> _TASK DETAILS_
Copy all the entries word for word, but omit the pictures.

[Collection entries]

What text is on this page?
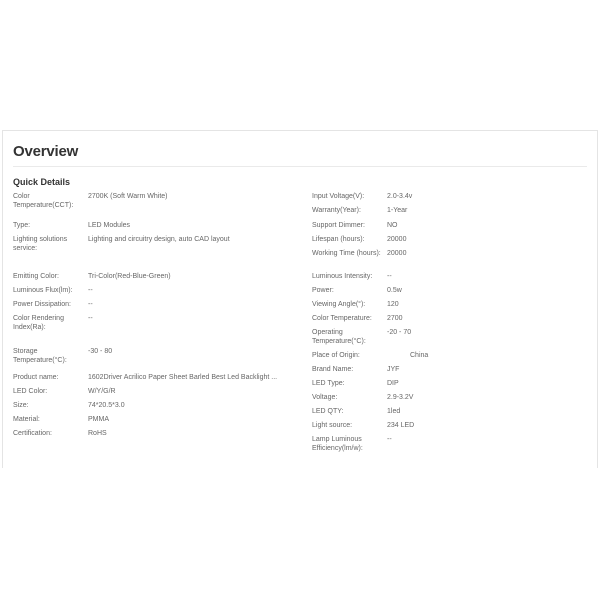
Overview
Quick Details
Color Temperature(CCT):
2700K (Soft Warm White)
Type:	LED Modules
Lighting solutions service:
Lighting and circuitry design, auto CAD layout
Emitting Color:	Tri-Color(Red-Blue-Green)
Luminous Flux(lm):	--
Power Dissipation:	--
Color Rendering Index(Ra):
--
Storage Temperature(°C):
-30 - 80
Product name:	1602Driver Acrilico Paper Sheet Barled Best Led Backlight ...
LED Color:	W/Y/G/R
Size:	74*20.5*3.0
Material:	PMMA
Certification:	RoHS
Input Voltage(V):	2.0-3.4v
Warranty(Year):	1-Year
Support Dimmer:	NO
Lifespan (hours):	20000
Working Time (hours): 20000
Luminous Intensity:	--
Power:	0.5w
Viewing Angle(°):	120
Color Temperature:	2700
Operating Temperature(°C):
-20 - 70
Place of Origin:	China
Brand Name:	JYF
LED Type:	DIP
Voltage:	2.9-3.2V
LED QTY:	1led
Light source:	234 LED
Lamp Luminous Efficiency(lm/w):
--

> _SOLUTION FOR THIS TASK_
What text is on this page?
Overview
Quick Details
Color Temperature(CCT):
2700K (Soft Warm White)
Type:	LED Modules
Lighting solutions service:
Lighting and circuitry design, auto CAD layout
Emitting Color:	Tri-Color(Red-Blue-Green)
Luminous Flux(lm):	--
Power Dissipation:	--
Color Rendering Index(Ra):
--
Storage Temperature(°C):
-30 - 80
Product name:	1602Driver Acrilico Paper Sheet Barled Best Led Backlight ...
LED Color:	W/Y/G/R
Size:	74*20.5*3.0
Material:	PMMA
Certification:	RoHS
Input Voltage(V):	2.0-3.4v
Warranty(Year):	1-Year
Support Dimmer:	NO
Lifespan (hours):	20000
Working Time (hours): 20000
Luminous Intensity:	--
Power:	0.5w
Viewing Angle(°):	120
Color Temperature:	2700
Operating Temperature(°C):
-20 - 70
Place of Origin:	China
Brand Name:	JYF
LED Type:	DIP
Voltage:	2.9-3.2V
LED QTY:	1led
Light source:	234 LED
Lamp Luminous Efficiency(lm/w):
--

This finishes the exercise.